Box annotation data:
========================

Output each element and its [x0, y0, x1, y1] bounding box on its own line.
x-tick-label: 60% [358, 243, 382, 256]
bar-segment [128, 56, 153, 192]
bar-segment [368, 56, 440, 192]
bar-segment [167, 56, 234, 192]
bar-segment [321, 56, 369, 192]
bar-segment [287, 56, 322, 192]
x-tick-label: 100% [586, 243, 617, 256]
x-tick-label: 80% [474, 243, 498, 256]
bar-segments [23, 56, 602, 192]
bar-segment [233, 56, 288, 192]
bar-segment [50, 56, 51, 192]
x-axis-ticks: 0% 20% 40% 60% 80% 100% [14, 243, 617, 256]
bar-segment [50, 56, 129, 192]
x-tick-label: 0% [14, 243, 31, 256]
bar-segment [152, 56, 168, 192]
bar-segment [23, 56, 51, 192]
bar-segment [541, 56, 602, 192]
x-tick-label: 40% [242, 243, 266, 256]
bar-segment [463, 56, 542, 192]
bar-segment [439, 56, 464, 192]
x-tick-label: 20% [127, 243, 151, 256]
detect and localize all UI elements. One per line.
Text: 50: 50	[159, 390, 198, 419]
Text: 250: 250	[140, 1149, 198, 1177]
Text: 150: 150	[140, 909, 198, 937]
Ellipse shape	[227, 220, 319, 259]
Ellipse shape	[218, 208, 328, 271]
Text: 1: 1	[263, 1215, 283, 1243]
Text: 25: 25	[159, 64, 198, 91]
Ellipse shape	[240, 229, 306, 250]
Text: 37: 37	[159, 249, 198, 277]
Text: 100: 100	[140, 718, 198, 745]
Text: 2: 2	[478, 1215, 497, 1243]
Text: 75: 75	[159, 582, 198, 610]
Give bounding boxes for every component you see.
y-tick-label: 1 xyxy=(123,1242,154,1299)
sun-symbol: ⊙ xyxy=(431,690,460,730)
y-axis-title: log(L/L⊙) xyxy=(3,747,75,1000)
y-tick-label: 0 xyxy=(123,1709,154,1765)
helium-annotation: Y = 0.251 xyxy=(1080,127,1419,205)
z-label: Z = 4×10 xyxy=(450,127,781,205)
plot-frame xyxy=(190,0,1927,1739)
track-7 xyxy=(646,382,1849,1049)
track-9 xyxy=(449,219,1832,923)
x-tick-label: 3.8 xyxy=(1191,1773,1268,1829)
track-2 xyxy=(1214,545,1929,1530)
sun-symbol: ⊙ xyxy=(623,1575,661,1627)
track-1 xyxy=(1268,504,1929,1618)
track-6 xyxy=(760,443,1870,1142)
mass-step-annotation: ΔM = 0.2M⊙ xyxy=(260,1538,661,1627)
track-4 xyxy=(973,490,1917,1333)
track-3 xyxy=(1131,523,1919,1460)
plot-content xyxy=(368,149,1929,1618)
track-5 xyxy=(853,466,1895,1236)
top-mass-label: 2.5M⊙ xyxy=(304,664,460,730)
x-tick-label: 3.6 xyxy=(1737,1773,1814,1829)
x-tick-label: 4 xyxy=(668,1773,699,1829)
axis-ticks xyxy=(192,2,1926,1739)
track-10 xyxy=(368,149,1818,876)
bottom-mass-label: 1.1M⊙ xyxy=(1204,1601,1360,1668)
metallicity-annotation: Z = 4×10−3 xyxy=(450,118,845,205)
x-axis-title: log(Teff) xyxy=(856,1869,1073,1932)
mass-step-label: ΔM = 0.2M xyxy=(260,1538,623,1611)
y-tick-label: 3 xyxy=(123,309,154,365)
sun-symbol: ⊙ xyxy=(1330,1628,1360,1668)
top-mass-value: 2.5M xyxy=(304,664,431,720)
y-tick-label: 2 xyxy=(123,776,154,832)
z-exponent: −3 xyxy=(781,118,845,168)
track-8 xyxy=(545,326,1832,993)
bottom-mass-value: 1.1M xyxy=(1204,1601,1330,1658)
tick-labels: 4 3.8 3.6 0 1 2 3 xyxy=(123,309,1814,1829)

========================

### [DIRECTIONS FOR THIS TASK]
Return every line of the records above that contains the string "axis".

### [EXERCISE OUTPUT]
x-axis-ticks: 0% 20% 40% 60% 80% 100% [14, 243, 617, 256]
y-axis-title: log(L/L⊙) xyxy=(3,747,75,1000)
axis-ticks xyxy=(192,2,1926,1739)
x-axis-title: log(Teff) xyxy=(856,1869,1073,1932)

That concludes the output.